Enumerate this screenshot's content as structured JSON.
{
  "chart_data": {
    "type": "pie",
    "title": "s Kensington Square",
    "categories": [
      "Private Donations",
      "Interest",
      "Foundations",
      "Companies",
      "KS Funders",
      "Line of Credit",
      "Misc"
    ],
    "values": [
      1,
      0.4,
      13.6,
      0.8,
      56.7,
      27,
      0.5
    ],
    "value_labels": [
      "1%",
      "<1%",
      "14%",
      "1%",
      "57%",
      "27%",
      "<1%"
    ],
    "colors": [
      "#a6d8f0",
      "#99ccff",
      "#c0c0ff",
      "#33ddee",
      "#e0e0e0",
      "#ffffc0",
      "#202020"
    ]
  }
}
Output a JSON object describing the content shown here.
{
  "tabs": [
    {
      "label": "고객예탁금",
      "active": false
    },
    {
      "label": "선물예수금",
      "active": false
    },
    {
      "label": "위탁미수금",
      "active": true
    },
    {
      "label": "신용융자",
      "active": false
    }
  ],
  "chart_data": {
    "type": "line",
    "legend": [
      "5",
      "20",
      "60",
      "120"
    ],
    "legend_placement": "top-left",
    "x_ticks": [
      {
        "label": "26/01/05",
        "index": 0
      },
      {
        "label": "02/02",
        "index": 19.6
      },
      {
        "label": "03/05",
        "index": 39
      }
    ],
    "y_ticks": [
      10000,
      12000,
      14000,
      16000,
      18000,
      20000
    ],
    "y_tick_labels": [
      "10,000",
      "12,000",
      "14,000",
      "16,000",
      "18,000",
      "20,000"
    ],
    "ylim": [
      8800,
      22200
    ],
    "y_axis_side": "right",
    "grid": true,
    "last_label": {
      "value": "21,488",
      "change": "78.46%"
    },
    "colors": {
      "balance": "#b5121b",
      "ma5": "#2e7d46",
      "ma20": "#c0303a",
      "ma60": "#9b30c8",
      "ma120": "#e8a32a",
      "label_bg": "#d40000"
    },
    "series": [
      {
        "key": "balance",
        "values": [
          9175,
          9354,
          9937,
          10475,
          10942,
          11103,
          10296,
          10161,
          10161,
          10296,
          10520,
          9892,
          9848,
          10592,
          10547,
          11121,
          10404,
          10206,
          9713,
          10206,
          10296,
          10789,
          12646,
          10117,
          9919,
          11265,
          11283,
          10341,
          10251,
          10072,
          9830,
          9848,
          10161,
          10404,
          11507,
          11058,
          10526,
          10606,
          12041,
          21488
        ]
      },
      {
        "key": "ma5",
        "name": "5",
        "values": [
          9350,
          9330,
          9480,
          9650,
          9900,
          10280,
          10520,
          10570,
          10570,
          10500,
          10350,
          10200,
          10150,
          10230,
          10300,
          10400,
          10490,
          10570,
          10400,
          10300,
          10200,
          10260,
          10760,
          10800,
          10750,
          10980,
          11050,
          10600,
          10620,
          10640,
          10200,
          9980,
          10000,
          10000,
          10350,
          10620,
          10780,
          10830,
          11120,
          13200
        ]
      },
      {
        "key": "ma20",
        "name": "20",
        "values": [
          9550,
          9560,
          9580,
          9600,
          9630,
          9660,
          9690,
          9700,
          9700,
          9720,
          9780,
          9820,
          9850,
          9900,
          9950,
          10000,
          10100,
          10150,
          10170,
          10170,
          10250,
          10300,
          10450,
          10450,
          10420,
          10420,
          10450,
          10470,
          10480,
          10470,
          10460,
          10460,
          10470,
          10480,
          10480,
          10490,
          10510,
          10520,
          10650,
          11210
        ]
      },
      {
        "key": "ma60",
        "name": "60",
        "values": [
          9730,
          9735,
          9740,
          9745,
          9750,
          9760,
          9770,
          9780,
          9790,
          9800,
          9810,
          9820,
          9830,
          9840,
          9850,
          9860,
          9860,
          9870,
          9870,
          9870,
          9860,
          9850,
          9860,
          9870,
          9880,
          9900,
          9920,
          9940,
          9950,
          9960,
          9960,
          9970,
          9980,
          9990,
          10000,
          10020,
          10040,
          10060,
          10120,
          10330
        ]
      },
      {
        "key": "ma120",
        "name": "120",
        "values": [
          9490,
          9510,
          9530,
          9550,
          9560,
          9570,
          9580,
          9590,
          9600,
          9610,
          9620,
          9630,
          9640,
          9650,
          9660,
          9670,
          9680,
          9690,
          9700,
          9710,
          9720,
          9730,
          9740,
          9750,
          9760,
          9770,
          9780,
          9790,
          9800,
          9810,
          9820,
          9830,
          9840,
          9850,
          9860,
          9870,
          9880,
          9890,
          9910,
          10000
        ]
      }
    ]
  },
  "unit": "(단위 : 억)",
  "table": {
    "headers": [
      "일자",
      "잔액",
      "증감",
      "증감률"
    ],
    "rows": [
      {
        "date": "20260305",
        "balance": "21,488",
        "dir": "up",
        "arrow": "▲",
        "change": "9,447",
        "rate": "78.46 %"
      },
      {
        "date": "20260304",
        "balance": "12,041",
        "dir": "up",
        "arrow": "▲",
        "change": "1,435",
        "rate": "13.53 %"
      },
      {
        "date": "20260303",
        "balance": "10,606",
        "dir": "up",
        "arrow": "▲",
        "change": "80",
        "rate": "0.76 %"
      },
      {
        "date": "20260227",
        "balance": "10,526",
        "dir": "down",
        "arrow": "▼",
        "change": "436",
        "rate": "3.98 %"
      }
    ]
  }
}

§ DO THIS: Using the listing above, retype each line exactly.

§ SOLVED EXERCISE:
Enumerate this screenshot's content as structured JSON.
{
  "chart_data": {
    "type": "pie",
    "title": "s Kensington Square",
    "categories": [
      "Private Donations",
      "Interest",
      "Foundations",
      "Companies",
      "KS Funders",
      "Line of Credit",
      "Misc"
    ],
    "values": [
      1,
      0.4,
      13.6,
      0.8,
      56.7,
      27,
      0.5
    ],
    "value_labels": [
      "1%",
      "<1%",
      "14%",
      "1%",
      "57%",
      "27%",
      "<1%"
    ],
    "colors": [
      "#a6d8f0",
      "#99ccff",
      "#c0c0ff",
      "#33ddee",
      "#e0e0e0",
      "#ffffc0",
      "#202020"
    ]
  }
}
Output a JSON object describing the content shown here.
{
  "tabs": [
    {
      "label": "고객예탁금",
      "active": false
    },
    {
      "label": "선물예수금",
      "active": false
    },
    {
      "label": "위탁미수금",
      "active": true
    },
    {
      "label": "신용융자",
      "active": false
    }
  ],
  "chart_data": {
    "type": "line",
    "legend": [
      "5",
      "20",
      "60",
      "120"
    ],
    "legend_placement": "top-left",
    "x_ticks": [
      {
        "label": "26/01/05",
        "index": 0
      },
      {
        "label": "02/02",
        "index": 19.6
      },
      {
        "label": "03/05",
        "index": 39
      }
    ],
    "y_ticks": [
      10000,
      12000,
      14000,
      16000,
      18000,
      20000
    ],
    "y_tick_labels": [
      "10,000",
      "12,000",
      "14,000",
      "16,000",
      "18,000",
      "20,000"
    ],
    "ylim": [
      8800,
      22200
    ],
    "y_axis_side": "right",
    "grid": true,
    "last_label": {
      "value": "21,488",
      "change": "78.46%"
    },
    "colors": {
      "balance": "#b5121b",
      "ma5": "#2e7d46",
      "ma20": "#c0303a",
      "ma60": "#9b30c8",
      "ma120": "#e8a32a",
      "label_bg": "#d40000"
    },
    "series": [
      {
        "key": "balance",
        "values": [
          9175,
          9354,
          9937,
          10475,
          10942,
          11103,
          10296,
          10161,
          10161,
          10296,
          10520,
          9892,
          9848,
          10592,
          10547,
          11121,
          10404,
          10206,
          9713,
          10206,
          10296,
          10789,
          12646,
          10117,
          9919,
          11265,
          11283,
          10341,
          10251,
          10072,
          9830,
          9848,
          10161,
          10404,
          11507,
          11058,
          10526,
          10606,
          12041,
          21488
        ]
      },
      {
        "key": "ma5",
        "name": "5",
        "values": [
          9350,
          9330,
          9480,
          9650,
          9900,
          10280,
          10520,
          10570,
          10570,
          10500,
          10350,
          10200,
          10150,
          10230,
          10300,
          10400,
          10490,
          10570,
          10400,
          10300,
          10200,
          10260,
          10760,
          10800,
          10750,
          10980,
          11050,
          10600,
          10620,
          10640,
          10200,
          9980,
          10000,
          10000,
          10350,
          10620,
          10780,
          10830,
          11120,
          13200
        ]
      },
      {
        "key": "ma20",
        "name": "20",
        "values": [
          9550,
          9560,
          9580,
          9600,
          9630,
          9660,
          9690,
          9700,
          9700,
          9720,
          9780,
          9820,
          9850,
          9900,
          9950,
          10000,
          10100,
          10150,
          10170,
          10170,
          10250,
          10300,
          10450,
          10450,
          10420,
          10420,
          10450,
          10470,
          10480,
          10470,
          10460,
          10460,
          10470,
          10480,
          10480,
          10490,
          10510,
          10520,
          10650,
          11210
        ]
      },
      {
        "key": "ma60",
        "name": "60",
        "values": [
          9730,
          9735,
          9740,
          9745,
          9750,
          9760,
          9770,
          9780,
          9790,
          9800,
          9810,
          9820,
          9830,
          9840,
          9850,
          9860,
          9860,
          9870,
          9870,
          9870,
          9860,
          9850,
          9860,
          9870,
          9880,
          9900,
          9920,
          9940,
          9950,
          9960,
          9960,
          9970,
          9980,
          9990,
          10000,
          10020,
          10040,
          10060,
          10120,
          10330
        ]
      },
      {
        "key": "ma120",
        "name": "120",
        "values": [
          9490,
          9510,
          9530,
          9550,
          9560,
          9570,
          9580,
          9590,
          9600,
          9610,
          9620,
          9630,
          9640,
          9650,
          9660,
          9670,
          9680,
          9690,
          9700,
          9710,
          9720,
          9730,
          9740,
          9750,
          9760,
          9770,
          9780,
          9790,
          9800,
          9810,
          9820,
          9830,
          9840,
          9850,
          9860,
          9870,
          9880,
          9890,
          9910,
          10000
        ]
      }
    ]
  },
  "unit": "(단위 : 억)",
  "table": {
    "headers": [
      "일자",
      "잔액",
      "증감",
      "증감률"
    ],
    "rows": [
      {
        "date": "20260305",
        "balance": "21,488",
        "dir": "up",
        "arrow": "▲",
        "change": "9,447",
        "rate": "78.46 %"
      },
      {
        "date": "20260304",
        "balance": "12,041",
        "dir": "up",
        "arrow": "▲",
        "change": "1,435",
        "rate": "13.53 %"
      },
      {
        "date": "20260303",
        "balance": "10,606",
        "dir": "up",
        "arrow": "▲",
        "change": "80",
        "rate": "0.76 %"
      },
      {
        "date": "20260227",
        "balance": "10,526",
        "dir": "down",
        "arrow": "▼",
        "change": "436",
        "rate": "3.98 %"
      }
    ]
  }
}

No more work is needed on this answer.